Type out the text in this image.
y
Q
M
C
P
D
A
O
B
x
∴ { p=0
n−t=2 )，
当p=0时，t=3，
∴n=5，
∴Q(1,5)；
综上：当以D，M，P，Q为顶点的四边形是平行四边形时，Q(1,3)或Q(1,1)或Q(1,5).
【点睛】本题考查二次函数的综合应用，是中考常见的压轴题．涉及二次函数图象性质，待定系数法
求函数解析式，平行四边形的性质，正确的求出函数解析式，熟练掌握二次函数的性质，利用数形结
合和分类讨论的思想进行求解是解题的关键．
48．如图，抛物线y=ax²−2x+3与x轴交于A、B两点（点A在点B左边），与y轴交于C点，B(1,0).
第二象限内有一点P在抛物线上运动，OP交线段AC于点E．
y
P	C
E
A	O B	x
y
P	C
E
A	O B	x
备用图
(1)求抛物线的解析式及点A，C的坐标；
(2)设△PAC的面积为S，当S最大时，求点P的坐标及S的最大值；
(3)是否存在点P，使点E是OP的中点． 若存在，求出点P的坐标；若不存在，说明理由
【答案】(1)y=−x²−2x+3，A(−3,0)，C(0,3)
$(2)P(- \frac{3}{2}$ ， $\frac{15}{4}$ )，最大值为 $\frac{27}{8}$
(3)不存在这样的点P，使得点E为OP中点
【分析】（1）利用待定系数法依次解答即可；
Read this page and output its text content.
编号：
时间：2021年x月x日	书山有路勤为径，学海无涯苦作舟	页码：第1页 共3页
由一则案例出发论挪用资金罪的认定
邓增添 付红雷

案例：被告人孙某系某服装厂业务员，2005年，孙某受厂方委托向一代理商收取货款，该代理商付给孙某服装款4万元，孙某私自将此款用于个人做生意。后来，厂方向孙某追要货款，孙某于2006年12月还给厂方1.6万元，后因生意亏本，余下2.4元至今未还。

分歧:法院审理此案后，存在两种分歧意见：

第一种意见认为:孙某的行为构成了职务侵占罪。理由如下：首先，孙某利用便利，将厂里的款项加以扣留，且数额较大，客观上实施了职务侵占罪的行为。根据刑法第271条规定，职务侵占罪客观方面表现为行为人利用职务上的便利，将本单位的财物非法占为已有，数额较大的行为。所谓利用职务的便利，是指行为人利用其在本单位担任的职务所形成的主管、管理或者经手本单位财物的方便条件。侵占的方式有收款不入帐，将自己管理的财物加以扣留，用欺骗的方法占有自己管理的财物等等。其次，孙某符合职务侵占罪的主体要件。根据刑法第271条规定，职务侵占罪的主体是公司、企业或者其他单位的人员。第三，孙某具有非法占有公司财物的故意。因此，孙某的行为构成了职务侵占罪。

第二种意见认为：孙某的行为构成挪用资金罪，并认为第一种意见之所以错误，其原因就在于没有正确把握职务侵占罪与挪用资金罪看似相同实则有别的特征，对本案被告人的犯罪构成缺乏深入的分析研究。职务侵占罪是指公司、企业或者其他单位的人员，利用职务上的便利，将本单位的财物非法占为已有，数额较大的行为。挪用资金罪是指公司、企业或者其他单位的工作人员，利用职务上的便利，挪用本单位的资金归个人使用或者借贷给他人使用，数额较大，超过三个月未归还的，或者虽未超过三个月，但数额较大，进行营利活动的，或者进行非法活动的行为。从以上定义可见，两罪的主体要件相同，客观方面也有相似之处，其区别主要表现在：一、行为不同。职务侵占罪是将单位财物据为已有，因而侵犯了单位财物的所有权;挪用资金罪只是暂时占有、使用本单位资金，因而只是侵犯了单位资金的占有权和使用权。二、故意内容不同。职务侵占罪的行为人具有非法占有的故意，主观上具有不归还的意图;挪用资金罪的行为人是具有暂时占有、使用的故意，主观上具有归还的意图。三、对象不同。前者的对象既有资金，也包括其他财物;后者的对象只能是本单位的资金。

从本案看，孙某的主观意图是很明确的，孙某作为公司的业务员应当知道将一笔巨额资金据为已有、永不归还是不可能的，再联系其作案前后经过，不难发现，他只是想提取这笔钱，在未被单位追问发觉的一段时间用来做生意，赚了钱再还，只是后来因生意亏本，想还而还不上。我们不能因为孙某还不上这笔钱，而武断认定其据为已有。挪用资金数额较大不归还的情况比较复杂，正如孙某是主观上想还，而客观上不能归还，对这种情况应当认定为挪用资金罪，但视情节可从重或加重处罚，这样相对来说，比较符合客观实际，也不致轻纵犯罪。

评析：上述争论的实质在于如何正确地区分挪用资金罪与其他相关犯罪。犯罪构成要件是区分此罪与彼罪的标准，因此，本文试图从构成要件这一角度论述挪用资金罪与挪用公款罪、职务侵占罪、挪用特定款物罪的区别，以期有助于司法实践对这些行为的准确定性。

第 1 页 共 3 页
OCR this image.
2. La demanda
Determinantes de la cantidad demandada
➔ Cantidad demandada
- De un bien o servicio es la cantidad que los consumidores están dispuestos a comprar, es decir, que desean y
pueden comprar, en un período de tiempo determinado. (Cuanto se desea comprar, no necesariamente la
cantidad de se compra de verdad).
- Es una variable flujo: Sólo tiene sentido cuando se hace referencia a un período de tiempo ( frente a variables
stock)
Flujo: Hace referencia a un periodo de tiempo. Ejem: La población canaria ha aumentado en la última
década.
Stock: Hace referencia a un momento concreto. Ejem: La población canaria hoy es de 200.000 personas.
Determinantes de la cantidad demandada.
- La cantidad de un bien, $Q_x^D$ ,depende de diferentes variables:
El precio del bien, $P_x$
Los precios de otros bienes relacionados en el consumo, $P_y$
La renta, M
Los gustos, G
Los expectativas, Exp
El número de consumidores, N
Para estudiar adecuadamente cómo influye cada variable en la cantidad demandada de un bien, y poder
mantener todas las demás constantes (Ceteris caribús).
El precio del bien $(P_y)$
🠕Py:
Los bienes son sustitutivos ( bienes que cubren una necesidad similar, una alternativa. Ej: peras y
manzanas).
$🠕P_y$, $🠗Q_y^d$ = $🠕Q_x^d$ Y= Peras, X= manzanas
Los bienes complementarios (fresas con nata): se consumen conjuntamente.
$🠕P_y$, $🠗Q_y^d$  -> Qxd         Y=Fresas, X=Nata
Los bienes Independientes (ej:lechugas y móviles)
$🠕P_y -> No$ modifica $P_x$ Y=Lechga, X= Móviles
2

* **Task statement**
Pull out all lines containing "variables".

* **Answer to this exercise**
- Es una variable flujo: Sólo tiene sentido cuando se hace referencia a un período de tiempo ( frente a variables
- La cantidad de un bien, $Q_x^D$ ,depende de diferentes variables:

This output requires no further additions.